• DATA TO USE

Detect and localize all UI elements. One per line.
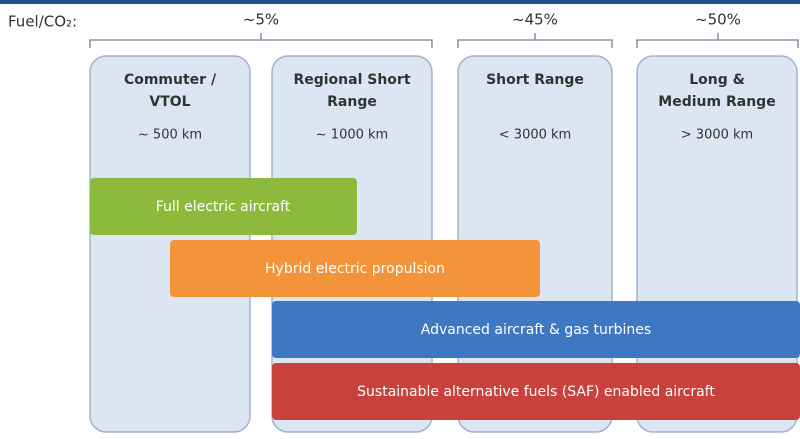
column-title: VTOL	[149, 94, 190, 110]
tech-label: Full electric aircraft	[156, 199, 291, 215]
bracket	[89, 33, 433, 48]
tech-label: Advanced aircraft & gas turbines	[421, 322, 651, 338]
tech-label: Hybrid electric propulsion	[265, 261, 445, 277]
share-label: ~50%	[695, 11, 741, 29]
share-label: ~45%	[512, 11, 558, 29]
column-title: Short Range	[486, 72, 584, 88]
tech-label: Sustainable alternative fuels (SAF) enab…	[357, 384, 715, 400]
tech-bar	[90, 178, 357, 235]
column-range: ~ 500 km	[138, 128, 202, 143]
column-title: Medium Range	[658, 94, 775, 110]
column-range: > 3000 km	[681, 128, 753, 143]
tech-bar	[272, 301, 800, 358]
column-title: Regional Short	[293, 72, 410, 88]
tech-bar	[272, 363, 800, 420]
top-rule	[0, 0, 800, 4]
column-range: < 3000 km	[499, 128, 571, 143]
bracket	[636, 33, 799, 48]
column-title: Long &	[689, 72, 745, 88]
tech-bar	[170, 240, 540, 297]
column-title: Commuter /	[124, 72, 217, 88]
column-title: Range	[327, 94, 377, 110]
bracket	[457, 33, 613, 48]
fuel-label: Fuel/CO₂:	[8, 13, 77, 31]
share-label: ~5%	[243, 11, 279, 29]
column-range: ~ 1000 km	[316, 128, 388, 143]
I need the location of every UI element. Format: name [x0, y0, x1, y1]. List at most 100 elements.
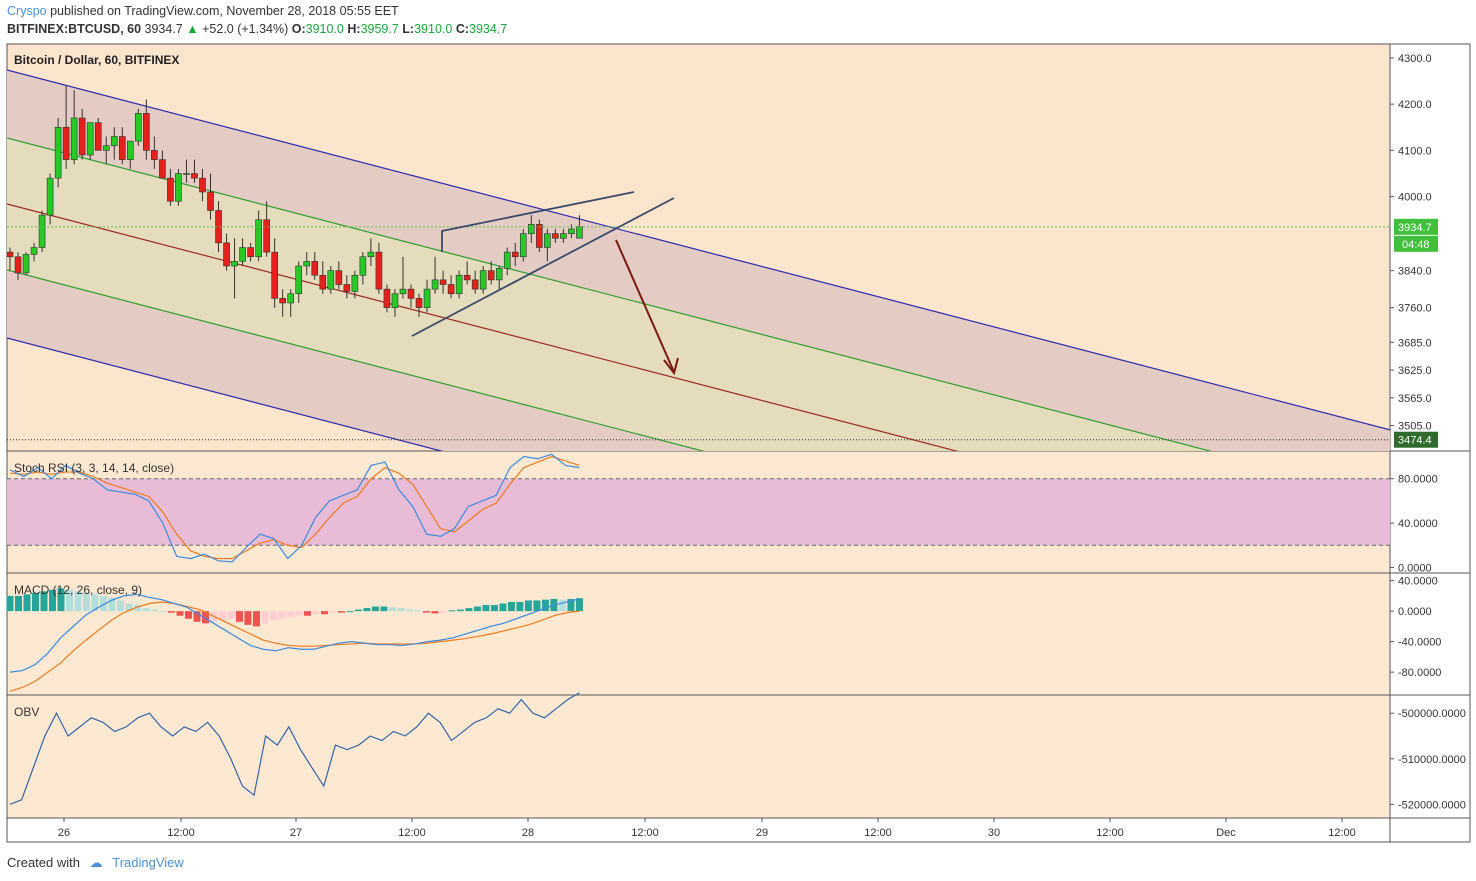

• INSTRUCTIONS TO FOLLOW
Copy the listing above word for word, omitting both pictures.

• RESULT OF THE TASK
Detect and localize all UI elements. One per line.
column-title: VTOL	[149, 94, 190, 110]
tech-label: Full electric aircraft	[156, 199, 291, 215]
bracket	[89, 33, 433, 48]
tech-label: Advanced aircraft & gas turbines	[421, 322, 651, 338]
tech-label: Hybrid electric propulsion	[265, 261, 445, 277]
share-label: ~50%	[695, 11, 741, 29]
share-label: ~45%	[512, 11, 558, 29]
column-title: Short Range	[486, 72, 584, 88]
tech-label: Sustainable alternative fuels (SAF) enab…	[357, 384, 715, 400]
tech-bar	[90, 178, 357, 235]
column-range: ~ 500 km	[138, 128, 202, 143]
column-title: Medium Range	[658, 94, 775, 110]
column-range: > 3000 km	[681, 128, 753, 143]
tech-bar	[272, 301, 800, 358]
column-title: Regional Short	[293, 72, 410, 88]
tech-bar	[272, 363, 800, 420]
top-rule	[0, 0, 800, 4]
column-range: < 3000 km	[499, 128, 571, 143]
bracket	[636, 33, 799, 48]
column-title: Long &	[689, 72, 745, 88]
tech-bar	[170, 240, 540, 297]
column-title: Commuter /	[124, 72, 217, 88]
column-title: Range	[327, 94, 377, 110]
bracket	[457, 33, 613, 48]
fuel-label: Fuel/CO₂:	[8, 13, 77, 31]
share-label: ~5%	[243, 11, 279, 29]
column-range: ~ 1000 km	[316, 128, 388, 143]
I need the location of every UI element. Format: name [x0, y0, x1, y1]. List at most 100 elements.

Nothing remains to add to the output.